> _REQUEST_: Make an exact copy of all the entries below, with the pictures left out.

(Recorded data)
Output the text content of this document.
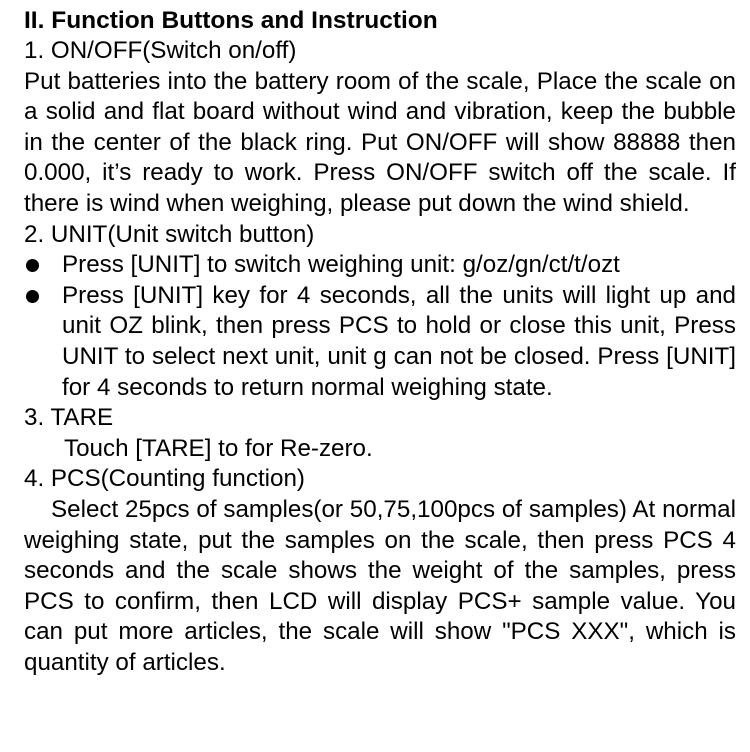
II. Function Buttons and Instruction

1. ON/OFF(Switch on/off)

Put batteries into the battery room of the scale, Place the scale on a solid and flat board without wind and vibration, keep the bubble in the center of the black ring. Put ON/OFF will show 88888 then 0.000, it’s ready to work. Press ON/OFF switch off the scale. If there is wind when weighing, please put down the wind shield.

2. UNIT(Unit switch button)

Press [UNIT] to switch weighing unit: g/oz/gn/ct/t/ozt
Press [UNIT] key for 4 seconds, all the units will light up and unit OZ blink, then press PCS to hold or close this unit, Press UNIT to select next unit, unit g can not be closed. Press [UNIT] for 4 seconds to return normal weighing state.

3. TARE

Touch [TARE] to for Re-zero.

4. PCS(Counting function)

Select 25pcs of samples(or 50,75,100pcs of samples) At normal weighing state, put the samples on the scale, then press PCS 4 seconds and the scale shows the weight of the samples, press PCS to confirm, then LCD will display PCS+ sample value. You can put more articles, the scale will show "PCS XXX", which is quantity of articles.
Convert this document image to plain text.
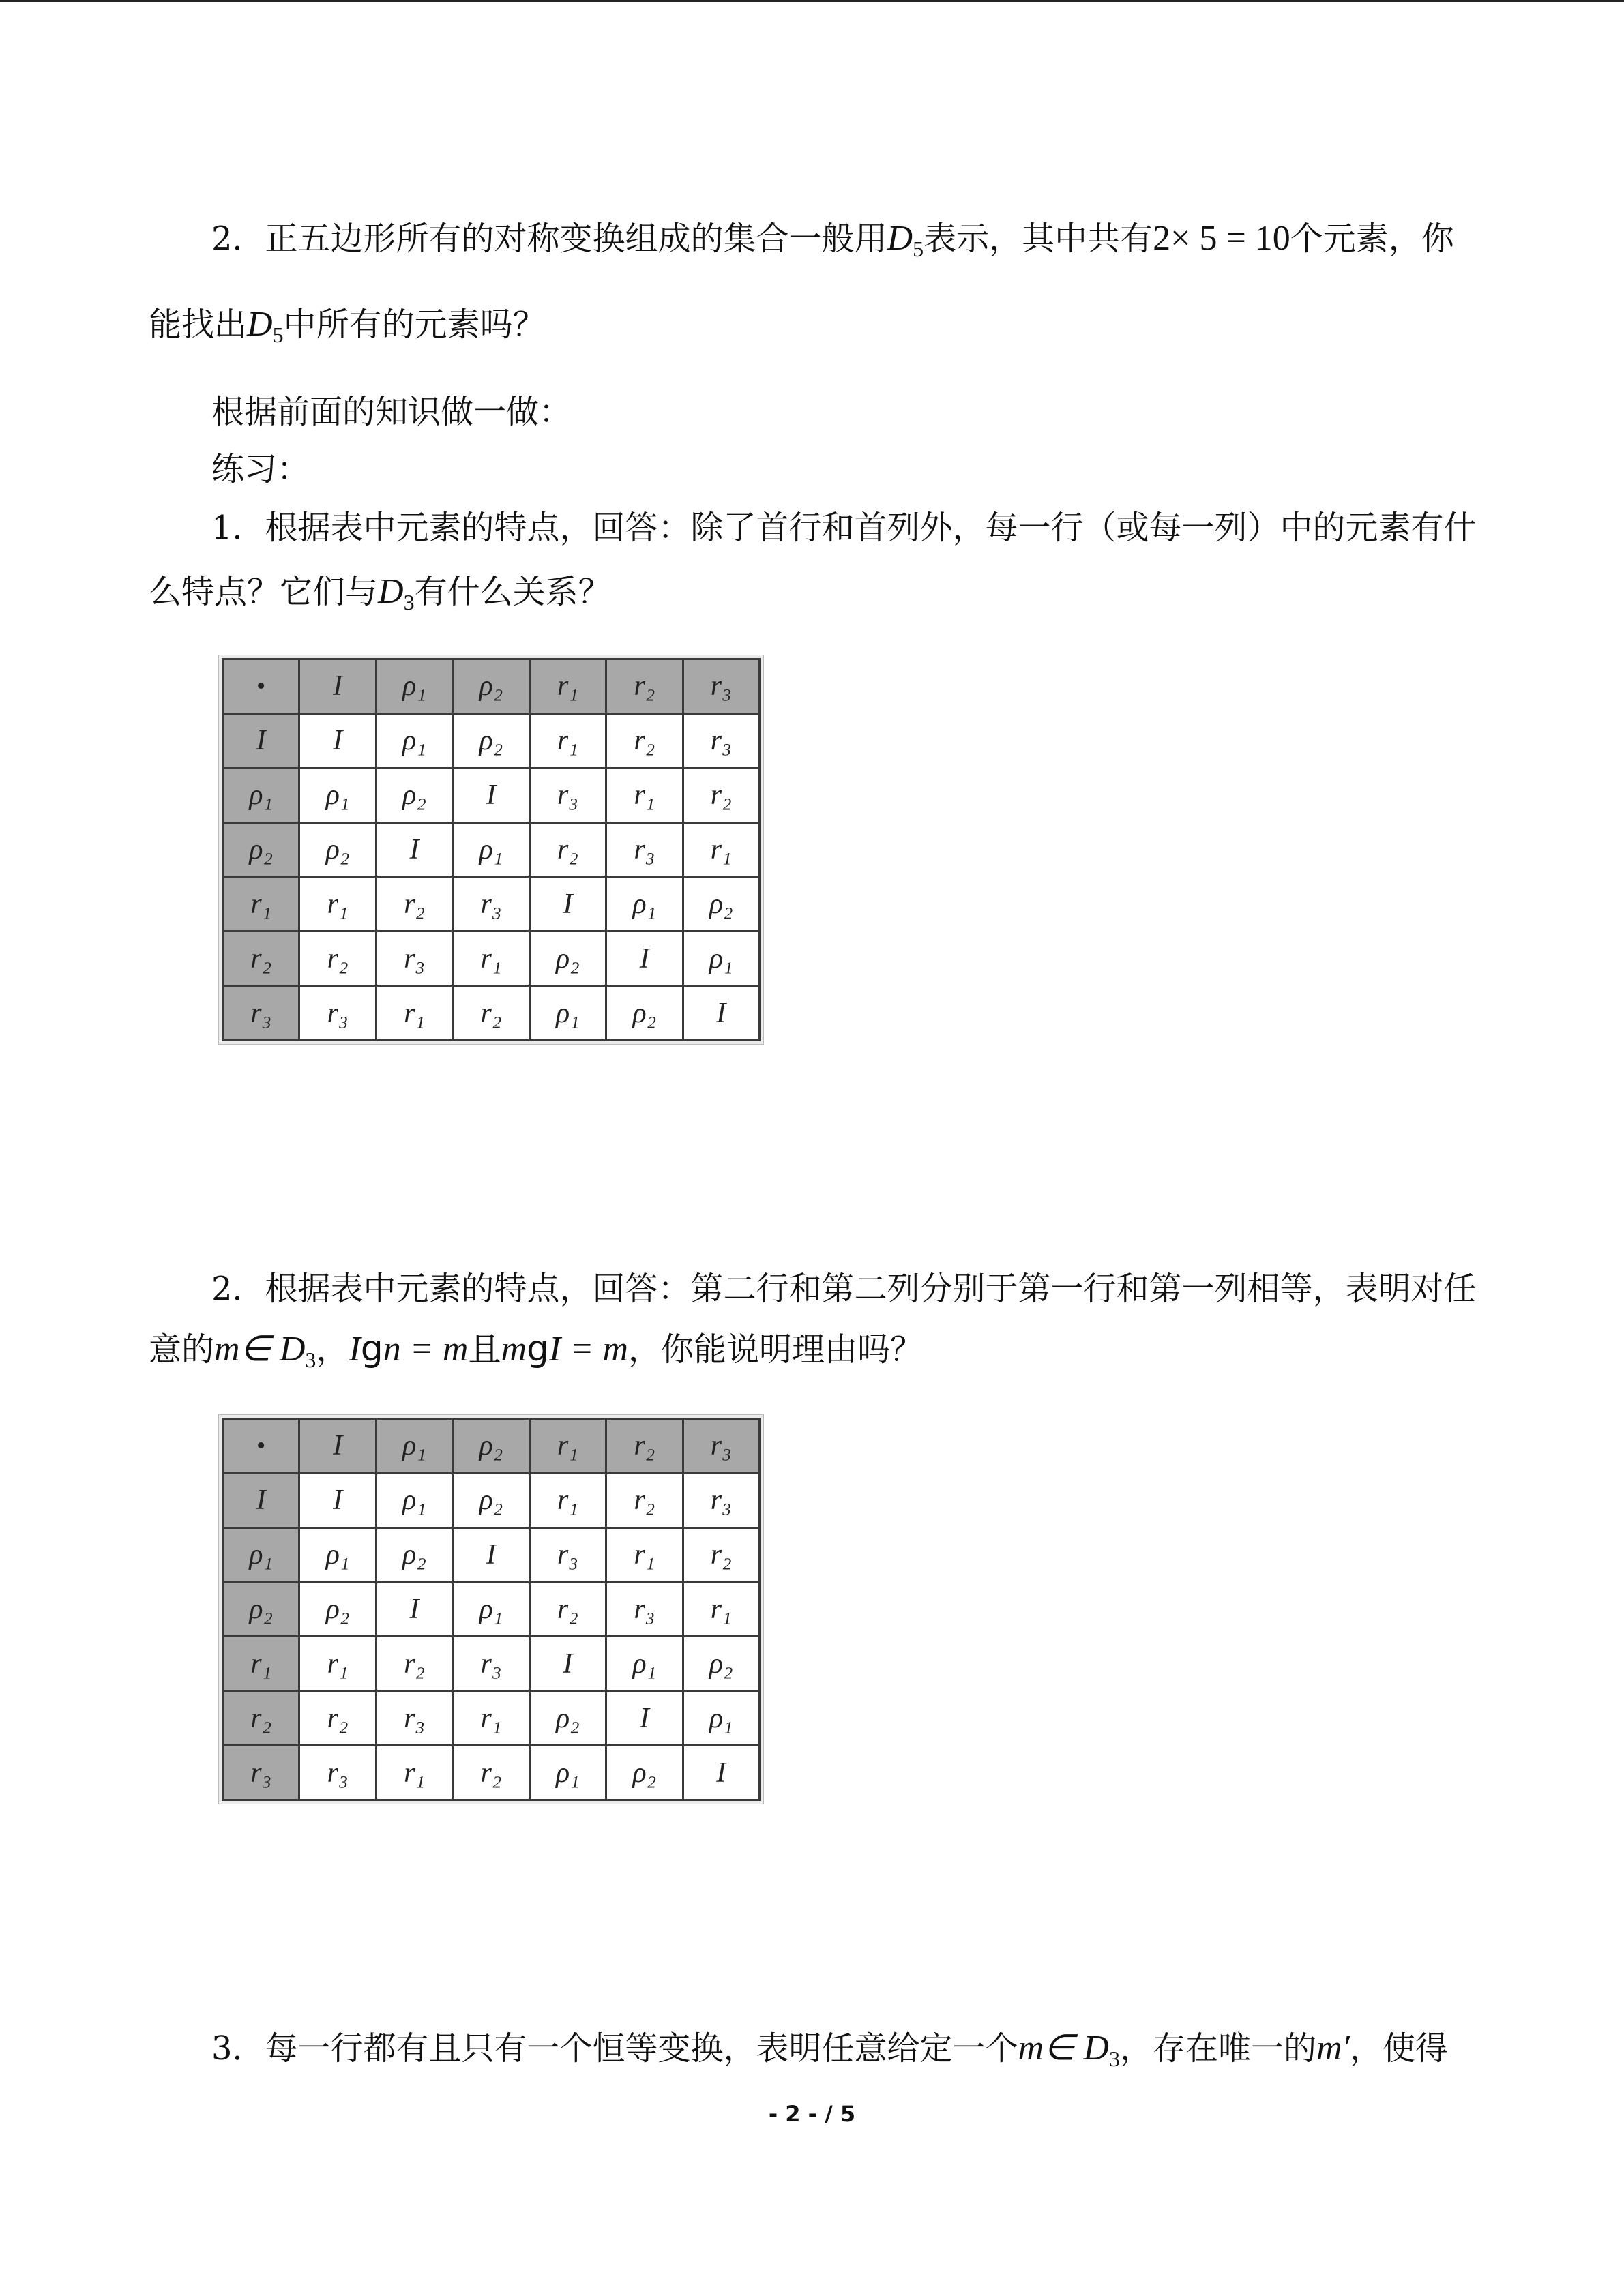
2．正五边形所有的对称变换组成的集合一般用$D_5$表示，其中共有2× 5 = 10个元素，你
能找出$D_5$中所有的元素吗？
根据前面的知识做一做：
练习：
1．根据表中元素的特点，回答：除了首行和首列外，每一行（或每一列）中的元素有什
么特点？它们与$D_3$有什么关系？
•	I	ρ₁	ρ₂	r₁	r₂	r₃
I	I	ρ₁	ρ₂	r₁	r₂	r₃
ρ₁	ρ₁	ρ₂	I	r₃	r₁	r₂
ρ₂	ρ₂	I	ρ₁	r₂	r₃	r₁
r₁	r₁	r₂	r₃	I	ρ₁	ρ₂
r₂	r₂	r₃	r₁	ρ₂	I	ρ₁
r₃	r₃	r₁	r₂	ρ₁	ρ₂	I
2．根据表中元素的特点，回答：第二行和第二列分别于第一行和第一列相等，表明对任
意的m∈ $D_3$，Ign = m且mgI = m，你能说明理由吗？
•	I	ρ₁	ρ₂	r₁	r₂	r₃
I	I	ρ₁	ρ₂	r₁	r₂	r₃
ρ₁	ρ₁	ρ₂	I	r₃	r₁	r₂
ρ₂	ρ₂	I	ρ₁	r₂	r₃	r₁
r₁	r₁	r₂	r₃	I	ρ₁	ρ₂
r₂	r₂	r₃	r₁	ρ₂	I	ρ₁
r₃	r₃	r₁	r₂	ρ₁	ρ₂	I
3．每一行都有且只有一个恒等变换，表明任意给定一个m∈ $D_3$，存在唯一的m′，使得
- 2 - / 5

> _WORKED ANSWER_:
Output the text content of this document.
II. Function Buttons and Instruction

1. ON/OFF(Switch on/off)

Put batteries into the battery room of the scale, Place the scale on a solid and flat board without wind and vibration, keep the bubble in the center of the black ring. Put ON/OFF will show 88888 then 0.000, it’s ready to work. Press ON/OFF switch off the scale. If there is wind when weighing, please put down the wind shield.

2. UNIT(Unit switch button)

Press [UNIT] to switch weighing unit: g/oz/gn/ct/t/ozt
Press [UNIT] key for 4 seconds, all the units will light up and unit OZ blink, then press PCS to hold or close this unit, Press UNIT to select next unit, unit g can not be closed. Press [UNIT] for 4 seconds to return normal weighing state.

3. TARE

Touch [TARE] to for Re-zero.

4. PCS(Counting function)

Select 25pcs of samples(or 50,75,100pcs of samples) At normal weighing state, put the samples on the scale, then press PCS 4 seconds and the scale shows the weight of the samples, press PCS to confirm, then LCD will display PCS+ sample value. You can put more articles, the scale will show "PCS XXX", which is quantity of articles.
Convert this document image to plain text.
2．正五边形所有的对称变换组成的集合一般用$D_5$表示，其中共有2× 5 = 10个元素，你
能找出$D_5$中所有的元素吗？
根据前面的知识做一做：
练习：
1．根据表中元素的特点，回答：除了首行和首列外，每一行（或每一列）中的元素有什
么特点？它们与$D_3$有什么关系？
•	I	ρ₁	ρ₂	r₁	r₂	r₃
I	I	ρ₁	ρ₂	r₁	r₂	r₃
ρ₁	ρ₁	ρ₂	I	r₃	r₁	r₂
ρ₂	ρ₂	I	ρ₁	r₂	r₃	r₁
r₁	r₁	r₂	r₃	I	ρ₁	ρ₂
r₂	r₂	r₃	r₁	ρ₂	I	ρ₁
r₃	r₃	r₁	r₂	ρ₁	ρ₂	I
2．根据表中元素的特点，回答：第二行和第二列分别于第一行和第一列相等，表明对任
意的m∈ $D_3$，Ign = m且mgI = m，你能说明理由吗？
•	I	ρ₁	ρ₂	r₁	r₂	r₃
I	I	ρ₁	ρ₂	r₁	r₂	r₃
ρ₁	ρ₁	ρ₂	I	r₃	r₁	r₂
ρ₂	ρ₂	I	ρ₁	r₂	r₃	r₁
r₁	r₁	r₂	r₃	I	ρ₁	ρ₂
r₂	r₂	r₃	r₁	ρ₂	I	ρ₁
r₃	r₃	r₁	r₂	ρ₁	ρ₂	I
3．每一行都有且只有一个恒等变换，表明任意给定一个m∈ $D_3$，存在唯一的m′，使得
- 2 - / 5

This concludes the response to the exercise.